[start]
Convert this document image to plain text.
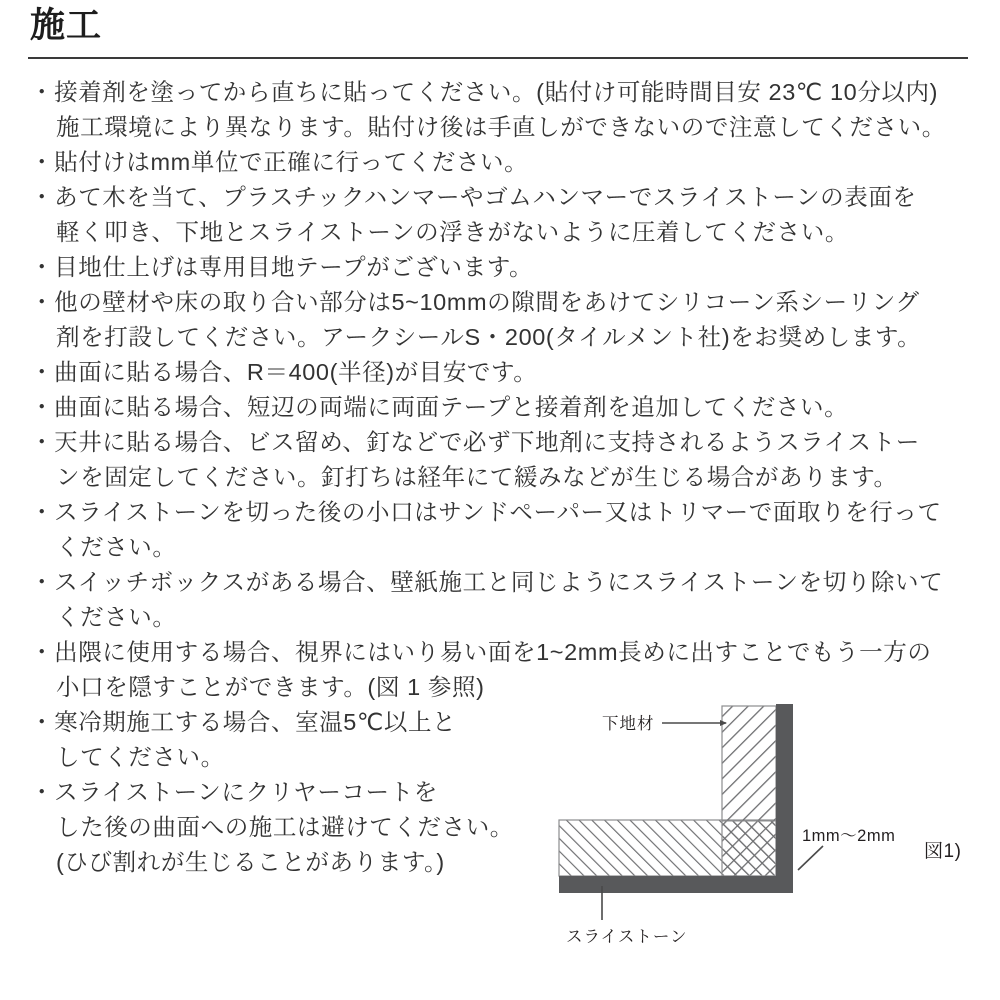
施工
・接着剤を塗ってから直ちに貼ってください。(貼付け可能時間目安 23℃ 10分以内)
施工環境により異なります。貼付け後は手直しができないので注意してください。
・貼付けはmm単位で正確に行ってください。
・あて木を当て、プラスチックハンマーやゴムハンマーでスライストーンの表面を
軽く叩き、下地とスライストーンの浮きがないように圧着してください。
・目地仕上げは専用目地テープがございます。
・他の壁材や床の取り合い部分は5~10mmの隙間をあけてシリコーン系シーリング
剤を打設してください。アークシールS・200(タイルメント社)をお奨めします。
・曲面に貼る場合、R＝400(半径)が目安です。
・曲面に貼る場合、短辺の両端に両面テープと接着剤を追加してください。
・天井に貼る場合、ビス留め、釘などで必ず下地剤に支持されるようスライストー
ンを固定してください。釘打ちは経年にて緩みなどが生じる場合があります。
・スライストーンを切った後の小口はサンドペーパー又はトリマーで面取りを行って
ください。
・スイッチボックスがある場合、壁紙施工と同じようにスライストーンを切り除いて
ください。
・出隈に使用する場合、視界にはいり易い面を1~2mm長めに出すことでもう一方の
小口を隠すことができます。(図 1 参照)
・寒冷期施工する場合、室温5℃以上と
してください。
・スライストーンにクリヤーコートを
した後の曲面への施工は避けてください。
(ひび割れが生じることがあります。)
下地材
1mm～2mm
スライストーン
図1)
[end]
[start]
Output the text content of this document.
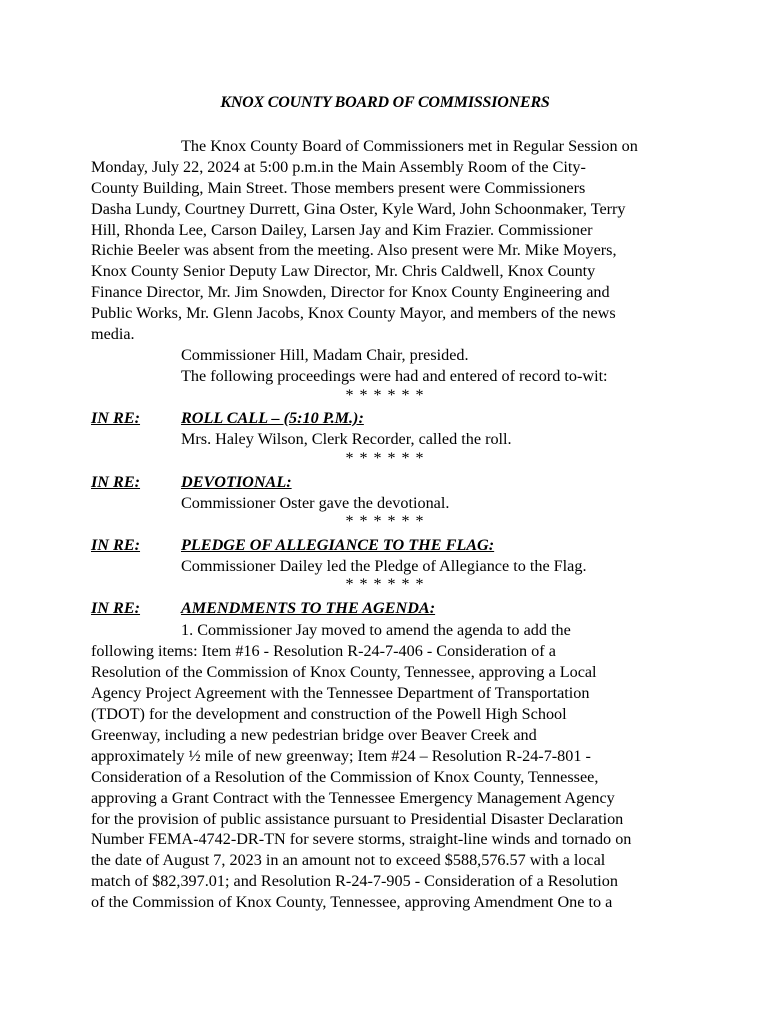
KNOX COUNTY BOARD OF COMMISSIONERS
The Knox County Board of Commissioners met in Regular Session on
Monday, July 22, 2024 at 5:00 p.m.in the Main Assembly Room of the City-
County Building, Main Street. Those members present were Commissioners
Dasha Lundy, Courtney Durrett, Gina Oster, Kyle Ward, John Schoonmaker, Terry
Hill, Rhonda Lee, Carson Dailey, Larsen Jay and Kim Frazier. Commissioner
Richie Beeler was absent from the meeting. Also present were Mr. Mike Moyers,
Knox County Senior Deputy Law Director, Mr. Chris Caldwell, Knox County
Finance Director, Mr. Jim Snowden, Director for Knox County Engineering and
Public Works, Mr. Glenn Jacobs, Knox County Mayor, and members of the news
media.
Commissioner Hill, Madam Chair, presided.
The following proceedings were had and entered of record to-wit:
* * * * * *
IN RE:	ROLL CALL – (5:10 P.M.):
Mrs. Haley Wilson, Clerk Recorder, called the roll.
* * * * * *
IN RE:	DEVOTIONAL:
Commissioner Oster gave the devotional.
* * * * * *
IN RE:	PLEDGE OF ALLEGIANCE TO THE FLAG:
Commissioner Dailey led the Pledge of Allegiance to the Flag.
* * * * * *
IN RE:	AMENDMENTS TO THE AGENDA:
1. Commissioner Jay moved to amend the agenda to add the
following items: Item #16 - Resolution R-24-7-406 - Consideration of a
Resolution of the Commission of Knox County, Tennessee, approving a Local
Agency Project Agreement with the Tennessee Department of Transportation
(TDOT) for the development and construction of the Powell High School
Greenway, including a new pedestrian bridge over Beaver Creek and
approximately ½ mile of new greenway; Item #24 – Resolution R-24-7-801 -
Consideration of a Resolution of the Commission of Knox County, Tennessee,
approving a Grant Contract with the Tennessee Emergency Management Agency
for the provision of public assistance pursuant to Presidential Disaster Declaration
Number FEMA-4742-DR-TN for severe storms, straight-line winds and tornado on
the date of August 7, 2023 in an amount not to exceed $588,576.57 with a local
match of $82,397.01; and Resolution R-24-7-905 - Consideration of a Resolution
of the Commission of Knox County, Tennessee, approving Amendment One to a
[end]
[start]
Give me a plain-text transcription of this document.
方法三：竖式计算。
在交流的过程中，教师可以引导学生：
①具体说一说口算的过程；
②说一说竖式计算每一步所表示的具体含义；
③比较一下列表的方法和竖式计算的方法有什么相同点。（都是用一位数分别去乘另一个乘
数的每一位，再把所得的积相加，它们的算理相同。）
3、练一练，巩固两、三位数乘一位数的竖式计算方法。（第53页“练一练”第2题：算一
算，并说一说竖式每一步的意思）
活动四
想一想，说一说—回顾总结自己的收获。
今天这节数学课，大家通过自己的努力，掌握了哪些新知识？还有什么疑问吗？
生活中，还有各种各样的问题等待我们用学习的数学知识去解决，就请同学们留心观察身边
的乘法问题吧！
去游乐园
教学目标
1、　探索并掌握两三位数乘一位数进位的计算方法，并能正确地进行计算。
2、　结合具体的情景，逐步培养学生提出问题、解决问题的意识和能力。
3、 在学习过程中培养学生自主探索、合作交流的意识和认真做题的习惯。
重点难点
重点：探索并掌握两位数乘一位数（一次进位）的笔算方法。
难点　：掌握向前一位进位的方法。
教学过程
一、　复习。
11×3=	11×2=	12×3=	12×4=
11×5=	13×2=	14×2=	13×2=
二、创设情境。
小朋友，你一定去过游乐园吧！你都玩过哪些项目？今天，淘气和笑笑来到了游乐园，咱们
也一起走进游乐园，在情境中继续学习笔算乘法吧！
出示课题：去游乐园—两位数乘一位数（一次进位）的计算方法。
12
[end]
# [Description of the task]
In the records above, locate the lines holding the word "Main". Copy each of them.

# [Exercise answer]
Monday, July 22, 2024 at 5:00 p.m.in the Main Assembly Room of the City-
County Building, Main Street. Those members present were Commissioners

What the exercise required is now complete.